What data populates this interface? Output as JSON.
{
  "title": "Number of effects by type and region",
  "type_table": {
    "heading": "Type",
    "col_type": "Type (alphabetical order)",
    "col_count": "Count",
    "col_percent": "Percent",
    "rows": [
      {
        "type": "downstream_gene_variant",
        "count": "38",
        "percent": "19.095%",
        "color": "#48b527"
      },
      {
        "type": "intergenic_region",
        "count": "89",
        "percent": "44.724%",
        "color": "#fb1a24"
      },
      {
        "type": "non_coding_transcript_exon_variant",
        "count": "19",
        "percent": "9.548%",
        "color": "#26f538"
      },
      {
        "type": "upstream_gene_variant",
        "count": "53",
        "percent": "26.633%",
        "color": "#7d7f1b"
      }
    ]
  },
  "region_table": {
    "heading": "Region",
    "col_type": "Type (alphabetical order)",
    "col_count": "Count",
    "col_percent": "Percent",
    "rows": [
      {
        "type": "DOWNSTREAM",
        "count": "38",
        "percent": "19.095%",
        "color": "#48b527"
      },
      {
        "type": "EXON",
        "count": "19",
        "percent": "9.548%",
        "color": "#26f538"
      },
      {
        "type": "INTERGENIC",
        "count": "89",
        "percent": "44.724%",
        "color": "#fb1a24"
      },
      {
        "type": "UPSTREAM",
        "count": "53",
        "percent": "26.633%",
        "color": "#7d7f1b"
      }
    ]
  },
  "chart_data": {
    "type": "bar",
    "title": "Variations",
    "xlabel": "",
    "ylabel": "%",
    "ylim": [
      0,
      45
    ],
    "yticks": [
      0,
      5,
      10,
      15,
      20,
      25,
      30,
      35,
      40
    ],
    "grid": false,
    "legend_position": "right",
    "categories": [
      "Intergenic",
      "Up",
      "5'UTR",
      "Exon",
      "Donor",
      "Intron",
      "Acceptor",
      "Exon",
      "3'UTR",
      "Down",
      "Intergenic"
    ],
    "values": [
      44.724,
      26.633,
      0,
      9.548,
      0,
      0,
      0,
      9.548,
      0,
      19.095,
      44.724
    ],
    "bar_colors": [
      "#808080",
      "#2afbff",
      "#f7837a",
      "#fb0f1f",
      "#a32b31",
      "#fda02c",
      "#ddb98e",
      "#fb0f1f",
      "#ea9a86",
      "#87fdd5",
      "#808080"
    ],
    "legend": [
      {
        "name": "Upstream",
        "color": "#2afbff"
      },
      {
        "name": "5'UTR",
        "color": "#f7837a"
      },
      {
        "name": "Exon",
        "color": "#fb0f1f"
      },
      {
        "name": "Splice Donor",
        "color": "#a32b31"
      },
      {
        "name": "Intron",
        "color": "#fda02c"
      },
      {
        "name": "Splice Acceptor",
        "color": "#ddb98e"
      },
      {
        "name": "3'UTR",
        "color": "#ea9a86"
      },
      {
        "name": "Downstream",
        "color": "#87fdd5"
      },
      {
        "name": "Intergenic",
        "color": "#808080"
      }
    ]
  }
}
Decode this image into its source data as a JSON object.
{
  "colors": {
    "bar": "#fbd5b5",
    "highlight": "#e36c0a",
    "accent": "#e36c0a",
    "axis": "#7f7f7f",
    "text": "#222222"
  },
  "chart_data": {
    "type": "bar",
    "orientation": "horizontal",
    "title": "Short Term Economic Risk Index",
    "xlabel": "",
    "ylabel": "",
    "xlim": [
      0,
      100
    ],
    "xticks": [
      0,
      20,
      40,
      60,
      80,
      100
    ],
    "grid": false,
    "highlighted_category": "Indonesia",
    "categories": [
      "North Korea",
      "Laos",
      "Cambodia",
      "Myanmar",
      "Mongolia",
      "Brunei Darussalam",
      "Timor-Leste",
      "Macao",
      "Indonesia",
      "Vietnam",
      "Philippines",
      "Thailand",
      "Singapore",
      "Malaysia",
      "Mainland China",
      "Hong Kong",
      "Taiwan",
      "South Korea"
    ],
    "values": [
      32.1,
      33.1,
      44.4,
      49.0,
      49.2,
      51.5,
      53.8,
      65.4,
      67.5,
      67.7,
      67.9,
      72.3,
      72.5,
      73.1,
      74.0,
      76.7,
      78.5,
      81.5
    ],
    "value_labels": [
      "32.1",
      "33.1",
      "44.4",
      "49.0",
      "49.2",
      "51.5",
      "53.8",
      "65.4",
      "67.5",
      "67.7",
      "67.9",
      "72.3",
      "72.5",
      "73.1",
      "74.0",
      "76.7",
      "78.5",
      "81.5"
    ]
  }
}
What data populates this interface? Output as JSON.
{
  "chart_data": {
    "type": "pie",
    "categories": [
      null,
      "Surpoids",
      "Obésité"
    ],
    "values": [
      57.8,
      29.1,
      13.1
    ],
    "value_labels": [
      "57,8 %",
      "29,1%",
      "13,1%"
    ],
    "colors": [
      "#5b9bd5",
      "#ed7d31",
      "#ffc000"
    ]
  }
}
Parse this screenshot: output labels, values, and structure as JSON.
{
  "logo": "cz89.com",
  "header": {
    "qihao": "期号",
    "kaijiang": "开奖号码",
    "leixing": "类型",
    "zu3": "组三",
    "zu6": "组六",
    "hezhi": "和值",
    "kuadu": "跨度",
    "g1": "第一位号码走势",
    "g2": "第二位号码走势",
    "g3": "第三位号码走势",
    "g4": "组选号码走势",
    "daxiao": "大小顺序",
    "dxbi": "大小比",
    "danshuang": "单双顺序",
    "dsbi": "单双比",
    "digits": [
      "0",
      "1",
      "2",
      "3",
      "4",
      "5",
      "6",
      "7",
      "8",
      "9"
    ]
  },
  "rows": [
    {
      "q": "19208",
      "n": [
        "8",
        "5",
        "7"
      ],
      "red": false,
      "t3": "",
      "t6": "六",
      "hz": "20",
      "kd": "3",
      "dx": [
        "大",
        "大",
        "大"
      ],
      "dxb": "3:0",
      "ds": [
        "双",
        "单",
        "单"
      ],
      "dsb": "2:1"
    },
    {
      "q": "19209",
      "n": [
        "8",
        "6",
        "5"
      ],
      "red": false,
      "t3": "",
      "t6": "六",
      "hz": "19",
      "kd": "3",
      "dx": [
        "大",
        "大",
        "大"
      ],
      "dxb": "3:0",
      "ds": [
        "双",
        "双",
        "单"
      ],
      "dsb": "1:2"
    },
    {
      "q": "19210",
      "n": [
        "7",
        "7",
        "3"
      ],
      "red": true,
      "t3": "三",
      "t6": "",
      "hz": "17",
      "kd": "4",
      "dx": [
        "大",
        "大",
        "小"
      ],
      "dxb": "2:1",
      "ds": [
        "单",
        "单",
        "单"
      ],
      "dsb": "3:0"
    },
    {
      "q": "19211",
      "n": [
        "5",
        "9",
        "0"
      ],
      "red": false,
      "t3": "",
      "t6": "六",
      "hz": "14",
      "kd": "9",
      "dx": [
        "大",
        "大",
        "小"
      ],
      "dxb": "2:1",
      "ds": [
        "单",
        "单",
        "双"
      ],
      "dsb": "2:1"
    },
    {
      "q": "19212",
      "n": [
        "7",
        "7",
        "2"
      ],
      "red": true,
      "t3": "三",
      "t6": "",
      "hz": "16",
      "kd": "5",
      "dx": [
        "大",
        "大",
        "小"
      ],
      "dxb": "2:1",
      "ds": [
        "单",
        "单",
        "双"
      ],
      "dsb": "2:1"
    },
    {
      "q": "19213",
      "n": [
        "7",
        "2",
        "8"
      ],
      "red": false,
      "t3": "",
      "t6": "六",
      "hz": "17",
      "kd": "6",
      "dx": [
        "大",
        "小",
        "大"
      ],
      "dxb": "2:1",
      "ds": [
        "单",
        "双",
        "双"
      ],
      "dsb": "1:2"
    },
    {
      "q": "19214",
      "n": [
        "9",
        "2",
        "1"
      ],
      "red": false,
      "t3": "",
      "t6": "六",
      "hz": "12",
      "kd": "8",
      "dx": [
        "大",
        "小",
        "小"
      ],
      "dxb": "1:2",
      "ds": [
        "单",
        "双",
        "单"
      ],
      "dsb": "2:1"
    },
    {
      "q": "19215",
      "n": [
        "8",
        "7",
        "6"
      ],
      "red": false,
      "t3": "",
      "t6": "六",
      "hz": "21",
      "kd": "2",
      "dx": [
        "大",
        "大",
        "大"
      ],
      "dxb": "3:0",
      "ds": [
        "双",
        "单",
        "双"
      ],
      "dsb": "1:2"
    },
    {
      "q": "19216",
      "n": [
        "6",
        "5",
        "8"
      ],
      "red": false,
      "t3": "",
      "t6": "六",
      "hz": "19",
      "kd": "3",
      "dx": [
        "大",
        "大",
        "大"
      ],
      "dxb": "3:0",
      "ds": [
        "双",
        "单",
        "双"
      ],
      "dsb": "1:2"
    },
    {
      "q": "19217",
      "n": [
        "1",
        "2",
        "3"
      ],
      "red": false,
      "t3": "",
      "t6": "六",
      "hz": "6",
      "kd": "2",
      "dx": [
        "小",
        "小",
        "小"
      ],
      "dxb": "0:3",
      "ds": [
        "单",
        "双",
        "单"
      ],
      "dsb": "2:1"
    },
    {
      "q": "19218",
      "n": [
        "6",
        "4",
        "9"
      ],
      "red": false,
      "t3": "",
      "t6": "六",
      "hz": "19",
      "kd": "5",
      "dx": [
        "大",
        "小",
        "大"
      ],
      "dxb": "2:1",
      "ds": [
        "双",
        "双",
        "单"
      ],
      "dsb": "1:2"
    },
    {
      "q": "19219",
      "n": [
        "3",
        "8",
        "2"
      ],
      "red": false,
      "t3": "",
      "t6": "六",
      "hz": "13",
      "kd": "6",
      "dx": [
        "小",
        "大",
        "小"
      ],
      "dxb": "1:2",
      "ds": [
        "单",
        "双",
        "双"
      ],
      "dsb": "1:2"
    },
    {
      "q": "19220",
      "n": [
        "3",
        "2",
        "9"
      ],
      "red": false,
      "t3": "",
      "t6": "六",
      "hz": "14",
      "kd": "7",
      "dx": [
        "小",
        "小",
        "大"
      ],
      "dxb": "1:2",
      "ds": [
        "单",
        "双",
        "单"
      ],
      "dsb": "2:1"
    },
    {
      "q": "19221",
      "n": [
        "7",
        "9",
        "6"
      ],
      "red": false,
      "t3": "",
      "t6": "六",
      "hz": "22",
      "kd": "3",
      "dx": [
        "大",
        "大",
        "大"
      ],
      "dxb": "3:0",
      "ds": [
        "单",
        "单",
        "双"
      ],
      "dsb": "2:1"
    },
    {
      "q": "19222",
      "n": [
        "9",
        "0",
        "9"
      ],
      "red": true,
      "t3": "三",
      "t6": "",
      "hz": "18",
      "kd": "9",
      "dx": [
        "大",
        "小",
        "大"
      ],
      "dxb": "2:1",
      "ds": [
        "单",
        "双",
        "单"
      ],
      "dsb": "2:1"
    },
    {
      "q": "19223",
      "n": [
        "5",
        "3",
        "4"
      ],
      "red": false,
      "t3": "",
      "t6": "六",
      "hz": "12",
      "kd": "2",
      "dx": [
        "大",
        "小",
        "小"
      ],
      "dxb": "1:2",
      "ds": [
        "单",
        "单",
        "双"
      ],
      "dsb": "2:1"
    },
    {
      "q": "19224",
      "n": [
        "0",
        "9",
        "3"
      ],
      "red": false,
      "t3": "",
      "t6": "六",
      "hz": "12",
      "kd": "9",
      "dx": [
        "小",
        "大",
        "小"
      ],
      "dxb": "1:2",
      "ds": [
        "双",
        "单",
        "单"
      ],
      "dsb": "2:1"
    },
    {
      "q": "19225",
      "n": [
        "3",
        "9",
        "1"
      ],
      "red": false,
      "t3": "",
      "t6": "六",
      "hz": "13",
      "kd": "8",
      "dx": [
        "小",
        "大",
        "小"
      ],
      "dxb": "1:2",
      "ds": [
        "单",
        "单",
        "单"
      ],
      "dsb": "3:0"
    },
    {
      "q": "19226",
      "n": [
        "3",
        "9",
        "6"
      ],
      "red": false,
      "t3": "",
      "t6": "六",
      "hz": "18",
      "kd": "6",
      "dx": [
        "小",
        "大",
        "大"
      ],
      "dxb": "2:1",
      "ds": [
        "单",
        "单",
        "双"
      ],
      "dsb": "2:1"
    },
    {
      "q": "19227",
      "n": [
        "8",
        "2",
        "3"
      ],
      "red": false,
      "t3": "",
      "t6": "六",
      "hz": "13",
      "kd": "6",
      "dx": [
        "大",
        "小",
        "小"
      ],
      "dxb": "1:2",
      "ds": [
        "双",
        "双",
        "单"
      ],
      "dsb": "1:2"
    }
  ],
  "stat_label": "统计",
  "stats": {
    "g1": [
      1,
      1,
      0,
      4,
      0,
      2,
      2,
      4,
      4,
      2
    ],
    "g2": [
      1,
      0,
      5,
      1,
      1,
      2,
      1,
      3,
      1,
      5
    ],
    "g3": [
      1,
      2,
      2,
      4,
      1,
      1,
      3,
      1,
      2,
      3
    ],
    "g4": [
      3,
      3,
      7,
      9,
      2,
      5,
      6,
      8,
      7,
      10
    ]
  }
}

◆ AIM:
Every line holding "Splice" should be copied out.

◆ WRITTEN RESPONSE:
        "name": "Splice Donor",
        "name": "Splice Acceptor",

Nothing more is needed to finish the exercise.